Stored entries:
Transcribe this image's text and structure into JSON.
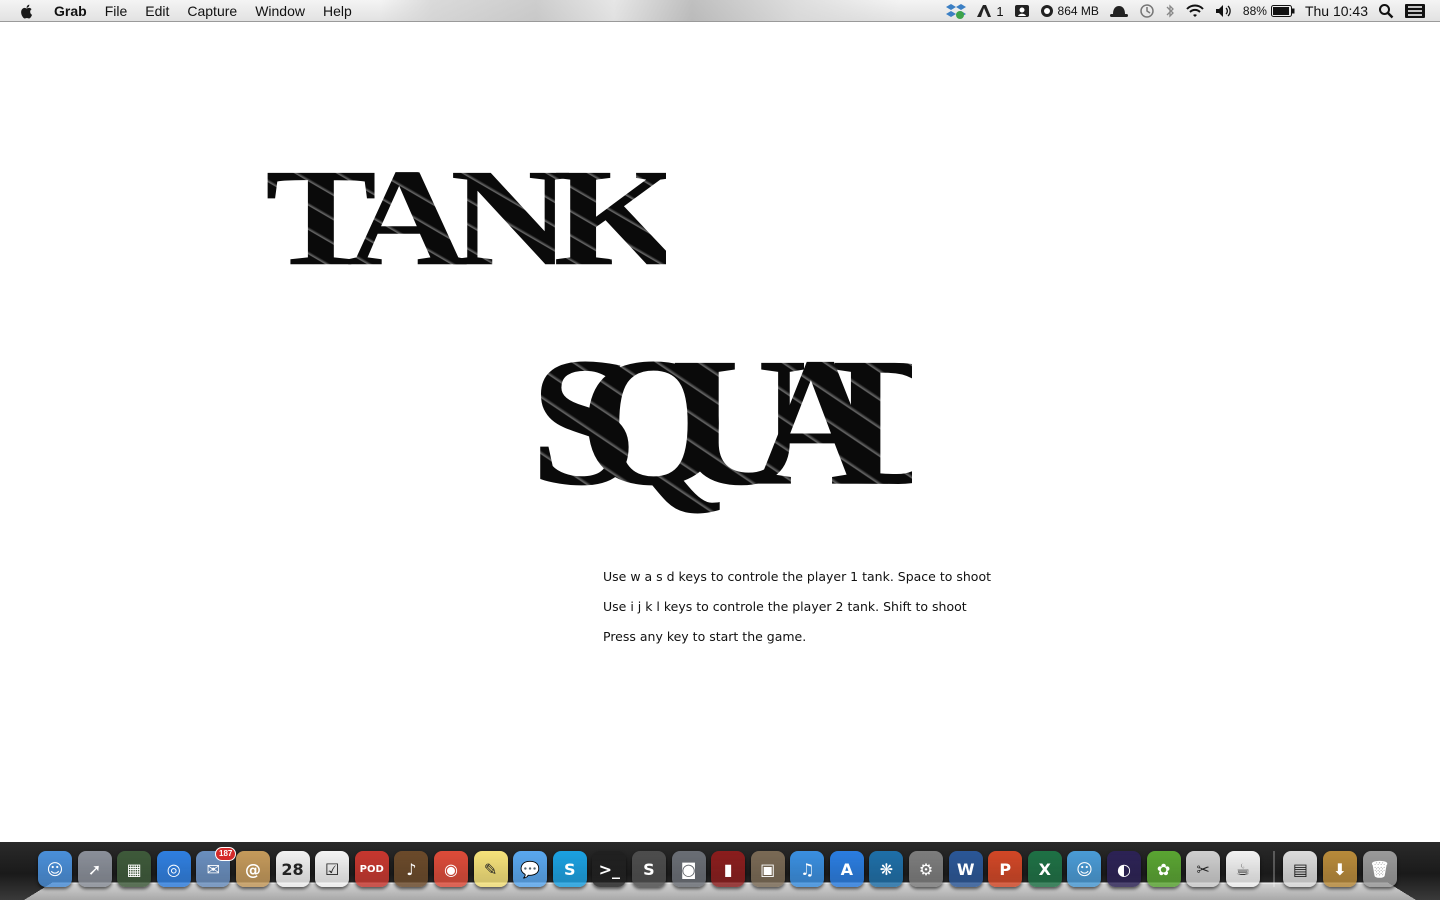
{
  "menubar": {
    "app_name": "Grab",
    "menus": [
      "File",
      "Edit",
      "Capture",
      "Window",
      "Help"
    ],
    "status": {
      "adobe_count": "1",
      "memory": "864 MB",
      "battery": "88%",
      "clock": "Thu 10:43"
    }
  },
  "game": {
    "title_line1": "TANK",
    "title_line2": "SQUAD",
    "instructions": [
      "Use w a s d keys to controle the player 1 tank. Space to shoot",
      "Use i j k l keys to controle the player 2 tank. Shift to shoot",
      "Press any key to start the game."
    ]
  },
  "dock": {
    "items": [
      {
        "name": "finder-icon",
        "color": "#4a8fd9",
        "glyph": "☺"
      },
      {
        "name": "launchpad-icon",
        "color": "#8a8f99",
        "glyph": "➚"
      },
      {
        "name": "mission-control-icon",
        "color": "#3e5a3a",
        "glyph": "▦"
      },
      {
        "name": "safari-icon",
        "color": "#2f7fe0",
        "glyph": "◎"
      },
      {
        "name": "mail-icon",
        "color": "#6a8fbf",
        "glyph": "✉",
        "badge": "187"
      },
      {
        "name": "contacts-icon",
        "color": "#c59a5b",
        "glyph": "@"
      },
      {
        "name": "calendar-icon",
        "color": "#f2f2f2",
        "glyph": "28",
        "dark": true
      },
      {
        "name": "reminders-icon",
        "color": "#f4f4f4",
        "glyph": "☑",
        "dark": true
      },
      {
        "name": "podcast-app-icon",
        "color": "#c7372f",
        "glyph": "POD"
      },
      {
        "name": "garageband-icon",
        "color": "#6b4a2a",
        "glyph": "♪"
      },
      {
        "name": "chrome-icon",
        "color": "#dd4b39",
        "glyph": "◉"
      },
      {
        "name": "stickies-icon",
        "color": "#f6e27a",
        "glyph": "✎",
        "dark": true
      },
      {
        "name": "messages-icon",
        "color": "#5aa8f0",
        "glyph": "💬"
      },
      {
        "name": "skype-icon",
        "color": "#1ba1e2",
        "glyph": "S"
      },
      {
        "name": "terminal-icon",
        "color": "#202020",
        "glyph": ">_"
      },
      {
        "name": "sublime-icon",
        "color": "#4d4d4d",
        "glyph": "S"
      },
      {
        "name": "facetime-icon",
        "color": "#6a6e75",
        "glyph": "◙"
      },
      {
        "name": "photo-booth-icon",
        "color": "#8b1d1d",
        "glyph": "▮"
      },
      {
        "name": "iphoto-icon",
        "color": "#7a6a55",
        "glyph": "▣"
      },
      {
        "name": "itunes-icon",
        "color": "#3a8fe0",
        "glyph": "♫"
      },
      {
        "name": "app-store-icon",
        "color": "#2a7de1",
        "glyph": "A"
      },
      {
        "name": "sourcetree-icon",
        "color": "#1e6fa8",
        "glyph": "❋"
      },
      {
        "name": "system-preferences-icon",
        "color": "#7d7d7d",
        "glyph": "⚙"
      },
      {
        "name": "word-icon",
        "color": "#2b5797",
        "glyph": "W"
      },
      {
        "name": "powerpoint-icon",
        "color": "#d24726",
        "glyph": "P"
      },
      {
        "name": "excel-icon",
        "color": "#1e7145",
        "glyph": "X"
      },
      {
        "name": "messenger-icon",
        "color": "#4a9bd6",
        "glyph": "☺"
      },
      {
        "name": "eclipse-icon",
        "color": "#2c2255",
        "glyph": "◐"
      },
      {
        "name": "evernote-icon",
        "color": "#5aa532",
        "glyph": "✿"
      },
      {
        "name": "utilities-icon",
        "color": "#cfcfcf",
        "glyph": "✂",
        "dark": true
      },
      {
        "name": "java-icon",
        "color": "#f2f2f2",
        "glyph": "☕",
        "dark": true
      },
      {
        "name": "separator"
      },
      {
        "name": "documents-folder-icon",
        "color": "#dcdcdc",
        "glyph": "▤",
        "dark": true
      },
      {
        "name": "downloads-stack-icon",
        "color": "#b88a3a",
        "glyph": "⬇"
      },
      {
        "name": "trash-icon",
        "color": "#9a9a9a",
        "glyph": "🗑"
      }
    ]
  }
}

What is asked:
Which lines of the data above contain "controle"? Copy each one.

Answer for the task:
      "Use w a s d keys to controle the player 1 tank. Space to shoot",
      "Use i j k l keys to controle the player 2 tank. Shift to shoot",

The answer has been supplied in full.